### Your goal:
Take every line from the material that has the word "플라이휠" in it.

### Entries provided:
<<<<

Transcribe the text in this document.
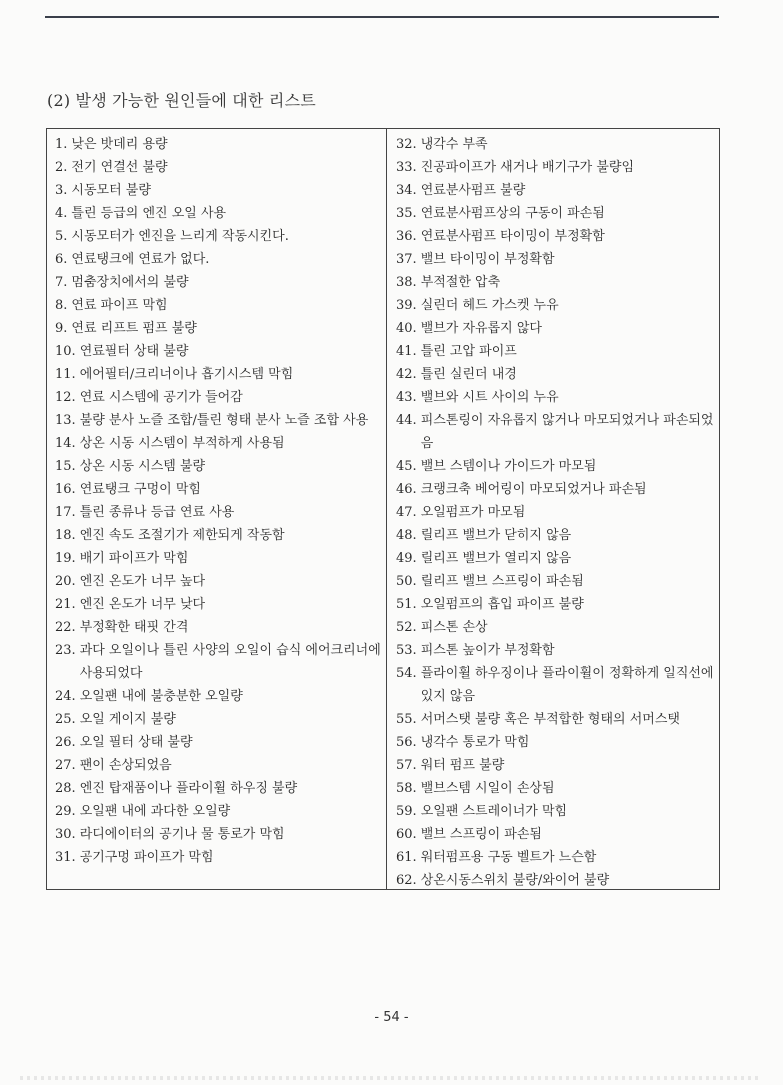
(2) 발생 가능한 원인들에 대한 리스트
1. 낮은 밧데리 용량
2. 전기 연결선 불량
3. 시동모터 불량
4. 틀린 등급의 엔진 오일 사용
5. 시동모터가 엔진을 느리게 작동시킨다.
6. 연료탱크에 연료가 없다.
7. 멈춤장치에서의 불량
8. 연료 파이프 막힘
9. 연료 리프트 펌프 불량
10. 연료필터 상태 불량
11. 에어필터/크리너이나 흡기시스템 막힘
12. 연료 시스템에 공기가 들어감
13. 불량 분사 노즐 조합/틀린 형태 분사 노즐 조합 사용
14. 상온 시동 시스템이 부적하게 사용됨
15. 상온 시동 시스템 불량
16. 연료탱크 구멍이 막힘
17. 틀린 종류나 등급 연료 사용
18. 엔진 속도 조절기가 제한되게 작동함
19. 배기 파이프가 막힘
20. 엔진 온도가 너무 높다
21. 엔진 온도가 너무 낮다
22. 부정확한 태핏 간격
23. 과다 오일이나 틀린 사양의 오일이 습식 에어크리너에 사용되었다
24. 오일팬 내에 불충분한 오일량
25. 오일 게이지 불량
26. 오일 필터 상태 불량
27. 팬이 손상되었음
28. 엔진 탑재품이나 플라이휠 하우징 불량
29. 오일팬 내에 과다한 오일량
30. 라디에이터의 공기나 물 통로가 막힘
31. 공기구멍 파이프가 막힘
32. 냉각수 부족
33. 진공파이프가 새거나 배기구가 불량임
34. 연료분사펌프 불량
35. 연료분사펌프상의 구동이 파손됨
36. 연료분사펌프 타이밍이 부정확함
37. 밸브 타이밍이 부정확함
38. 부적절한 압축
39. 실린더 헤드 가스켓 누유
40. 밸브가 자유롭지 않다
41. 틀린 고압 파이프
42. 틀린 실린더 내경
43. 밸브와 시트 사이의 누유
44. 피스톤링이 자유롭지 않거나 마모되었거나 파손되었음
45. 밸브 스템이나 가이드가 마모됨
46. 크랭크축 베어링이 마모되었거나 파손됨
47. 오일펌프가 마모됨
48. 릴리프 밸브가 닫히지 않음
49. 릴리프 밸브가 열리지 않음
50. 릴리프 밸브 스프링이 파손됨
51. 오일펌프의 흡입 파이프 불량
52. 피스톤 손상
53. 피스톤 높이가 부정확함
54. 플라이휠 하우징이나 플라이휠이 정확하게 일직선에 있지 않음
55. 서머스탯 불량 혹은 부적합한 형태의 서머스탯
56. 냉각수 통로가 막힘
57. 워터 펌프 불량
58. 밸브스템 시일이 손상됨
59. 오일팬 스트레이너가 막힘
60. 밸브 스프링이 파손됨
61. 워터펌프용 구동 벨트가 느슨함
62. 상온시동스위치 불량/와이어 불량
- 54 -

>>>>

### Task output:
28. 엔진 탑재품이나 플라이휠 하우징 불량
54. 플라이휠 하우징이나 플라이휠이 정확하게 일직선에 있지 않음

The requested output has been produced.